* Begin Dataset content *
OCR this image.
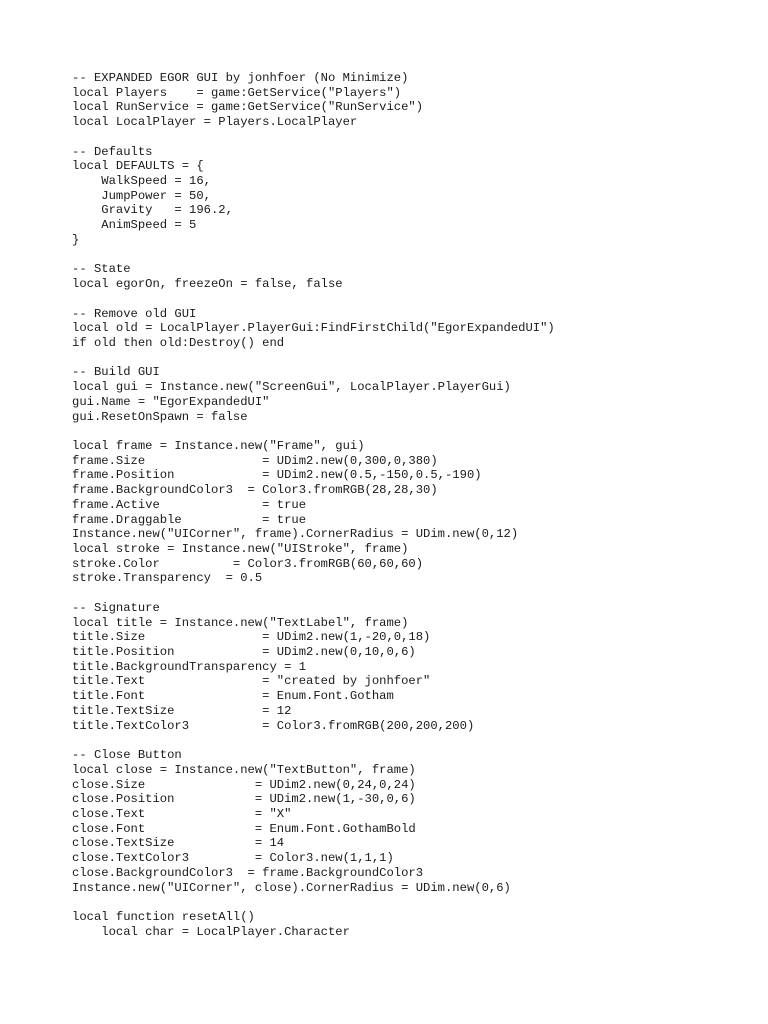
-- EXPANDED EGOR GUI by jonhfoer (No Minimize)
local Players    = game:GetService("Players")
local RunService = game:GetService("RunService")
local LocalPlayer = Players.LocalPlayer

-- Defaults
local DEFAULTS = {
WalkSpeed = 16,
JumpPower = 50,
Gravity   = 196.2,
AnimSpeed = 5
}

-- State
local egorOn, freezeOn = false, false

-- Remove old GUI
local old = LocalPlayer.PlayerGui:FindFirstChild("EgorExpandedUI")
if old then old:Destroy() end

-- Build GUI
local gui = Instance.new("ScreenGui", LocalPlayer.PlayerGui)
gui.Name = "EgorExpandedUI"
gui.ResetOnSpawn = false

local frame = Instance.new("Frame", gui)
frame.Size                = UDim2.new(0,300,0,380)
frame.Position            = UDim2.new(0.5,-150,0.5,-190)
frame.BackgroundColor3  = Color3.fromRGB(28,28,30)
frame.Active              = true
frame.Draggable           = true
Instance.new("UICorner", frame).CornerRadius = UDim.new(0,12)
local stroke = Instance.new("UIStroke", frame)
stroke.Color          = Color3.fromRGB(60,60,60)
stroke.Transparency  = 0.5

-- Signature
local title = Instance.new("TextLabel", frame)
title.Size                = UDim2.new(1,-20,0,18)
title.Position            = UDim2.new(0,10,0,6)
title.BackgroundTransparency = 1
title.Text                = "created by jonhfoer"
title.Font                = Enum.Font.Gotham
title.TextSize            = 12
title.TextColor3          = Color3.fromRGB(200,200,200)

-- Close Button
local close = Instance.new("TextButton", frame)
close.Size               = UDim2.new(0,24,0,24)
close.Position           = UDim2.new(1,-30,0,6)
close.Text               = "X"
close.Font               = Enum.Font.GothamBold
close.TextSize           = 14
close.TextColor3         = Color3.new(1,1,1)
close.BackgroundColor3  = frame.BackgroundColor3
Instance.new("UICorner", close).CornerRadius = UDim.new(0,6)

local function resetAll()
local char = LocalPlayer.Character
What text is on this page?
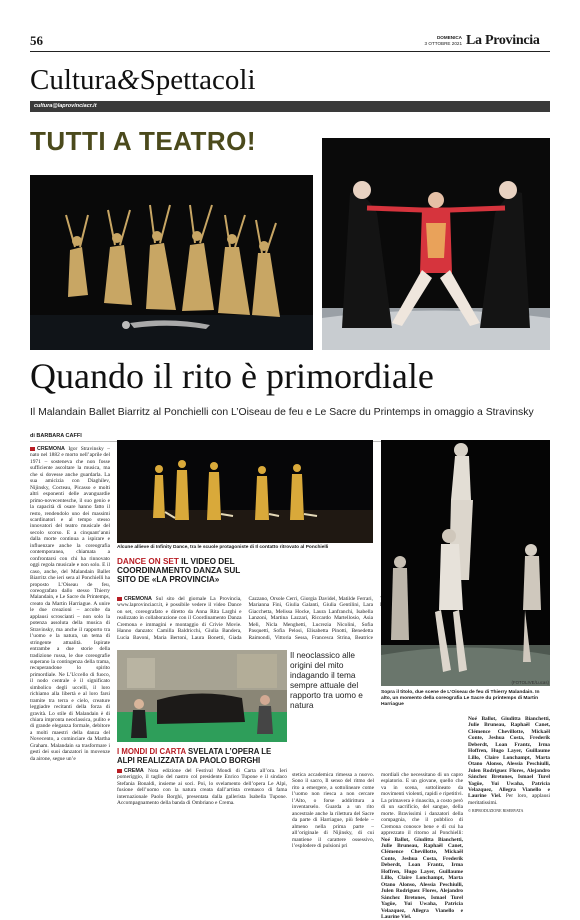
56	DOMENICA
3 OTTOBRE 2021 La Provincia
Cultura&Spettacoli
cultura@laprovinciacr.it
TUTTI A TEATRO!
Quando il rito è primordiale
Il Malandain Ballet Biarritz al Ponchielli con L’Oiseau de feu e Le Sacre du Printemps in omaggio a Stravinsky
di BARBARA CAFFI
CREMONA Igor Stravinsky – nato nel 1882 e morto nell’aprile del 1971 – sosteneva che non fosse sufficiente ascoltare la musica, ma che si dovesse anche guardarla. La sua amicizia con Diaghilev, Nijinsky, Cocteau, Picasso e molti altri esponenti delle avanguardie primo-novecentesche, il suo genio e la capacità di osare hanno fatto il resto, rendendolo uno dei massimi scardinatori e al tempo stesso innovatori del teatro musicale del secolo scorso. E a cinquant’anni dalla morte continua a ispirare e influenzare anche la coreografia contemporanea, chiamata a confrontarsi con chi ha rinnovato oggi regola musicale e non solo. E il caso, anche, del Malandain Ballet Biarritz che ieri sera al Ponchielli ha proposto L’Oiseau de feu, coreografato dallo stesso Thierry Malandain, e Le Sacre du Printemps, creato da Martin Harriague. A unire le due creazioni – accolte da applausi scroscianti – non solo la potenza assoluta della musica di Stravinsky, ma anche il rapporto tra l’uomo e la natura, un tema di stringente attualità. Ispirate entrambe a due storie della tradizione russa, le due coreografie superano la contingenza della trama, recuperandone lo spirito primordiale. Ne L’Uccello di fuoco, il nodo centrale è il significato simbolico degli uccelli, il loro richiamo alla libertà e al loro farsi tramite tra terra e cielo, creature leggiadre recitanti della forza di gravità. Lo stile di Malandain è di chiara impronta neoclassica, pulito e di grande eleganza formale, debitore a molti maestri della danza del Novecento, a cominciare da Martha Graham. Malandain sa trasformare i gesti dei suoi danzatori in movenze da airone, segue un’e
Alcune allieve di Infinity Dance, tra le scuole protagoniste di Il contatto ritrovato al Ponchielli
DANCE ON SET IL VIDEO DEL COORDINAMENTO DANZA SUL SITO DE «LA PROVINCIA»
CREMONA Sul sito del giornale La Provincia, www.laprovinciacr.it, è possibile vedere il video Dance on set, coreografato e diretto da Anna Rita Larghi e realizzato in collaborazione con il Coordinamento Danza Cremona e immagini e montaggio di Crivie Movie. Hanno danzato: Camilla Baldricchi, Giulia Bandera, Lucia Bavoni, Maria Bertoni, Laura Bonetti, Giada Cazzano, Orsole Cerri, Giorgia Davidel, Matilde Ferrari, Marianna Fini, Giulia Galanti, Giulia Gentilini, Lara Giacchetta, Melissa Hocke, Laura Lanfranchi, Isabella Lanzoni, Martina Lazzari, Riccardo Martellosio, Asia Meli, Nicla Menghetti, Lucrezia Nicolini, Sofia Pasquetti, Sofia Pelosi, Elisabetta Pinotti, Benedetta Raimondi, Vittoria Sessa, Francesca Strina, Beatrice
Il neoclassico alle origini del mito indagando il tema sempre attuale del rapporto tra uomo e natura
I MONDI DI CARTA SVELATA L’OPERA LE ALPI REALIZZATA DA PAOLO BORGHI
CREMA Nota edizione del Festival Mondi di Carta all’ora. Ieri pomeriggio, il taglio del nastro col presidente Enrico Tupone e il sindaco Stefania Bonaldi, insieme ai soci. Poi, lo svelamento dell’opera Le Alpi, fusione dell’uomo con la natura creata dall’artista cremasco di fama internazionale Paolo Borghi, presentata dalla gallerista Isabella Tupone. Accompagnamento della banda di Ombriano e Crema.
stetica accademica rimessa a nuovo. Sono il sacro, Il senso del ritmo del rito a emergere, a sottolineare come l’uomo non riesca a non cercare l’Alto, o forse addirittura a inventarselo. Guarda a un rito ancestrale anche la rilettura del Sacre da parte di Harriague, più fedele – almeno nella prima parte – all’originale di Nijinsky, di cui mantiene il carattere ossessivo, l’esplodere di pulsioni pri
Sopra il titolo, due scene de L’Oiseau de feu di Thierry Malandain. In alto, un momento della coreografia Le Sacre du printemps di Martin Harriague
(FOTOLIVE/Lucas)
mordiali che necessitano di un capro espiatorio. E un giovane, quello che va in scena, sottolineato da movimenti violenti, rapidi e ripetitivi. La primavera è rinascita, a costo però di un sacrificio, del sangue, della morte. Bravissimi i danzatori della compagnia, che il pubblico di Cremona conosce bene e di cui ha apprezzato il ritorno al Ponchielli: Noé Ballot, Giuditta Bianchetti, Julie Bruneau, Raphaël Canet, Clémence Chevillotte, Mickaël Conte, Jeshua Costa, Frederik Deberdt, Loan Frantz, Irma Hoffren, Hugo Layer, Guillaume Lillo, Claire Lonchampt, Marta Otano Alonso, Alessia Peschiulli, Julen Rodriguez Flores, Alejandro Sánchez Bretones, Ismael Turel Yagüe, Yui Uwaha, Patricia Velazquez, Allegra Vianello e Laurine Viel.
Noé Ballot, Giuditta Bianchetti, Julie Bruneau, Raphaël Canet, Clémence Chevillotte, Mickaël Conte, Jeshua Costa, Frederik Deberdt, Loan Frantz, Irma Hoffren, Hugo Layer, Guillaume Lillo, Claire Lonchampt, Marta Otano Alonso, Alessia Peschiulli, Julen Rodriguez Flores, Alejandro Sánchez Bretones, Ismael Turel Yagüe, Yui Uwaha, Patricia Velazquez, Allegra Vianello e Laurine Viel. Per loro, applausi meritatissimi.
© RIPRODUZIONE RISERVATA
* End Dataset content *
Task to carry out »
Every line in the data above that contains "Vianello" needs to be copied.

Solution to the problem »
mordiali che necessitano di un capro espiatorio. E un giovane, quello che va in scena, sottolineato da movimenti violenti, rapidi e ripetitivi. La primavera è rinascita, a costo però di un sacrificio, del sangue, della morte. Bravissimi i danzatori della compagnia, che il pubblico di Cremona conosce bene e di cui ha apprezzato il ritorno al Ponchielli: Noé Ballot, Giuditta Bianchetti, Julie Bruneau, Raphaël Canet, Clémence Chevillotte, Mickaël Conte, Jeshua Costa, Frederik Deberdt, Loan Frantz, Irma Hoffren, Hugo Layer, Guillaume Lillo, Claire Lonchampt, Marta Otano Alonso, Alessia Peschiulli, Julen Rodriguez Flores, Alejandro Sánchez Bretones, Ismael Turel Yagüe, Yui Uwaha, Patricia Velazquez, Allegra Vianello e Laurine Viel.
Noé Ballot, Giuditta Bianchetti, Julie Bruneau, Raphaël Canet, Clémence Chevillotte, Mickaël Conte, Jeshua Costa, Frederik Deberdt, Loan Frantz, Irma Hoffren, Hugo Layer, Guillaume Lillo, Claire Lonchampt, Marta Otano Alonso, Alessia Peschiulli, Julen Rodriguez Flores, Alejandro Sánchez Bretones, Ismael Turel Yagüe, Yui Uwaha, Patricia Velazquez, Allegra Vianello e Laurine Viel. Per loro, applausi meritatissimi.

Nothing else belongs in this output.